### Task brief
Please render the records as a Markdown table with the columns "Row" and "Line", one numbered row per line, starting at the first line of the records and ending at the line that contains "841, 654, 882]", both included, with blank lines omitted.
● ● ●
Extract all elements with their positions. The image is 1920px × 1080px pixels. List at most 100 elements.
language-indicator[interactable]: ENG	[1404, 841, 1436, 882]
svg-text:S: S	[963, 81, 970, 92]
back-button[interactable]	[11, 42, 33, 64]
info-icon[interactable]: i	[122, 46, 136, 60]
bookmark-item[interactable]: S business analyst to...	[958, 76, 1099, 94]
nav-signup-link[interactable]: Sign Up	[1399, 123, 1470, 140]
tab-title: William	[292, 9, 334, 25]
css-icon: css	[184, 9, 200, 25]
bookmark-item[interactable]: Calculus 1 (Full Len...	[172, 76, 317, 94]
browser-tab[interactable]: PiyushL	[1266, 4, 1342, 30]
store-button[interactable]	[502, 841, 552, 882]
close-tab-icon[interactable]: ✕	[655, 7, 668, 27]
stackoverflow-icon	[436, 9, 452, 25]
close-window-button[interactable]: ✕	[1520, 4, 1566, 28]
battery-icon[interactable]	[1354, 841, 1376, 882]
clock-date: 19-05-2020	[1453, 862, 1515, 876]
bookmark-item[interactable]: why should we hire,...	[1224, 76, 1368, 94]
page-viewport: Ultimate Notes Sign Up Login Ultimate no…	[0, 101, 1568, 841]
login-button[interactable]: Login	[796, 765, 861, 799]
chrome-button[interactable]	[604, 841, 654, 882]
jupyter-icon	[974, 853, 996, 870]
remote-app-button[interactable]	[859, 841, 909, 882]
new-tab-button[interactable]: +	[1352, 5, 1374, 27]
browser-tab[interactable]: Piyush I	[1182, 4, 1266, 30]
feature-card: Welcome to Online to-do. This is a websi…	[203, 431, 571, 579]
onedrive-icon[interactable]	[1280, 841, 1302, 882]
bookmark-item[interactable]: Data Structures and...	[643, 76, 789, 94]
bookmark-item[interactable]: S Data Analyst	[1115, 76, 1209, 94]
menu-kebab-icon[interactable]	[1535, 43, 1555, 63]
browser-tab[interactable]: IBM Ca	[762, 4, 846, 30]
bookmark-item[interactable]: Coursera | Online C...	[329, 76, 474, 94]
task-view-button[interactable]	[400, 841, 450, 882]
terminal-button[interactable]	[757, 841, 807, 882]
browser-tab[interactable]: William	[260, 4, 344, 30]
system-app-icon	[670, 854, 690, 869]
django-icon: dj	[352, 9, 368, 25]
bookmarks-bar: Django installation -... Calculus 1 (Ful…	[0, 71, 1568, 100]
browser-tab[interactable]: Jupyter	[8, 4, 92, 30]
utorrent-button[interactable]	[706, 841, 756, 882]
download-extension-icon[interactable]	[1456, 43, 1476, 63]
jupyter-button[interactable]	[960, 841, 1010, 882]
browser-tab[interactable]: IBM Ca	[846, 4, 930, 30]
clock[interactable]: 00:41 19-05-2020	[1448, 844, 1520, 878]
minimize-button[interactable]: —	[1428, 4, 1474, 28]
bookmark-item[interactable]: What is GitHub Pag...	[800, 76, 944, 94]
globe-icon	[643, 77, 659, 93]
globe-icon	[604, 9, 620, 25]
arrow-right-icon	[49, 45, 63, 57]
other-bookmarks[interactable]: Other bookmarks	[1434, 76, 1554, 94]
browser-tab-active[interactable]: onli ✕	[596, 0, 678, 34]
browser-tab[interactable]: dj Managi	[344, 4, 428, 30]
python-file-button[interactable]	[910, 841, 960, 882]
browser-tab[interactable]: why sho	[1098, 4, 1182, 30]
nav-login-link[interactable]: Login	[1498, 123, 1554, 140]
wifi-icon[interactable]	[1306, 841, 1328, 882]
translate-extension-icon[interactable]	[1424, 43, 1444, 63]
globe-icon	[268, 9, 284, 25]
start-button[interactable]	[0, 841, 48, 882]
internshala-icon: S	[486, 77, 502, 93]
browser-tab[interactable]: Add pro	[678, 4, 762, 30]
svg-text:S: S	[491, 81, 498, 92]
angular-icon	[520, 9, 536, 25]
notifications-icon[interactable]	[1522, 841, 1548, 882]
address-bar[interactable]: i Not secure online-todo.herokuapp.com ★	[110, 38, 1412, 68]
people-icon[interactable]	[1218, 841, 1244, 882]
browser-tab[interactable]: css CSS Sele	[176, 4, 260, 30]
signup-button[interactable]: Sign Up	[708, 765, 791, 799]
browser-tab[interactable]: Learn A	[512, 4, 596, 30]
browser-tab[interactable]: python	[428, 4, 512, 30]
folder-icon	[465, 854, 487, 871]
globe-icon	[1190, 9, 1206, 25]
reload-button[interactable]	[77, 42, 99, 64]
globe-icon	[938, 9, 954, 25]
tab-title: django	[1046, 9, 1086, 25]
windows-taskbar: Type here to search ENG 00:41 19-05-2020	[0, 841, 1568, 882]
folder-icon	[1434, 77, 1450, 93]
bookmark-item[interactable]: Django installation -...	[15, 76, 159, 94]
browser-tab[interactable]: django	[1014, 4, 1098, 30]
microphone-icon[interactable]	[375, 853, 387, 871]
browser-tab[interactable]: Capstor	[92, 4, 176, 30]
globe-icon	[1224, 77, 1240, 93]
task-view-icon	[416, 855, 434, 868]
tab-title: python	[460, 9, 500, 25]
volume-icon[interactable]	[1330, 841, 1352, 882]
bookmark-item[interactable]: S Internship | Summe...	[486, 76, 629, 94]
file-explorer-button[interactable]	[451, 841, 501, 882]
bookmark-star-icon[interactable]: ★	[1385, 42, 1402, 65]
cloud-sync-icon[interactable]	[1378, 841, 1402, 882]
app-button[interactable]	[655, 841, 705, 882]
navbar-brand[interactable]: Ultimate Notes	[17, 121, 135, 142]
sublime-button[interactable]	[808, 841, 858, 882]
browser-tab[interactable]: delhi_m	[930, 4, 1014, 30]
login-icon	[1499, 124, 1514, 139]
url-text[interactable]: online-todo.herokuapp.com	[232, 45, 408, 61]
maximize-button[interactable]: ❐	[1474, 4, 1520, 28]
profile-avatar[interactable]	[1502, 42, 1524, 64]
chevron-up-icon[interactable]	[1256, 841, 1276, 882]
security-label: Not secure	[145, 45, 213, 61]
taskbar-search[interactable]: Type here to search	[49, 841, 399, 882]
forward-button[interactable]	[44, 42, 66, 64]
● ● ●
### The completed task
| Row | Line |
|---|---|
| 1 | Extract all elements with their positions. The image is 1920px × 1080px pixels. List at most 100 elements. |
| 2 | language-indicator[interactable]: ENG	[1404, 841, 1436, 882] |
| 3 | svg-text:S: S	[963, 81, 970, 92] |
| 4 | back-button[interactable]	[11, 42, 33, 64] |
| 5 | info-icon[interactable]: i	[122, 46, 136, 60] |
| 6 | bookmark-item[interactable]: S business analyst to...	[958, 76, 1099, 94] |
| 7 | nav-signup-link[interactable]: Sign Up	[1399, 123, 1470, 140] |
| 8 | tab-title: William	[292, 9, 334, 25] |
| 9 | css-icon: css	[184, 9, 200, 25] |
| 10 | bookmark-item[interactable]: Calculus 1 (Full Len...	[172, 76, 317, 94] |
| 11 | browser-tab[interactable]: PiyushL	[1266, 4, 1342, 30] |
| 12 | store-button[interactable]	[502, 841, 552, 882] |
| 13 | close-tab-icon[interactable]: ✕	[655, 7, 668, 27] |
| 14 | stackoverflow-icon	[436, 9, 452, 25] |
| 15 | close-window-button[interactable]: ✕	[1520, 4, 1566, 28] |
| 16 | battery-icon[interactable]	[1354, 841, 1376, 882] |
| 17 | clock-date: 19-05-2020	[1453, 862, 1515, 876] |
| 18 | bookmark-item[interactable]: why should we hire,...	[1224, 76, 1368, 94] |
| 19 | page-viewport: Ultimate Notes Sign Up Login Ultimate no…	[0, 101, 1568, 841] |
| 20 | login-button[interactable]: Login	[796, 765, 861, 799] |
| 21 | chrome-button[interactable]	[604, 841, 654, 882] |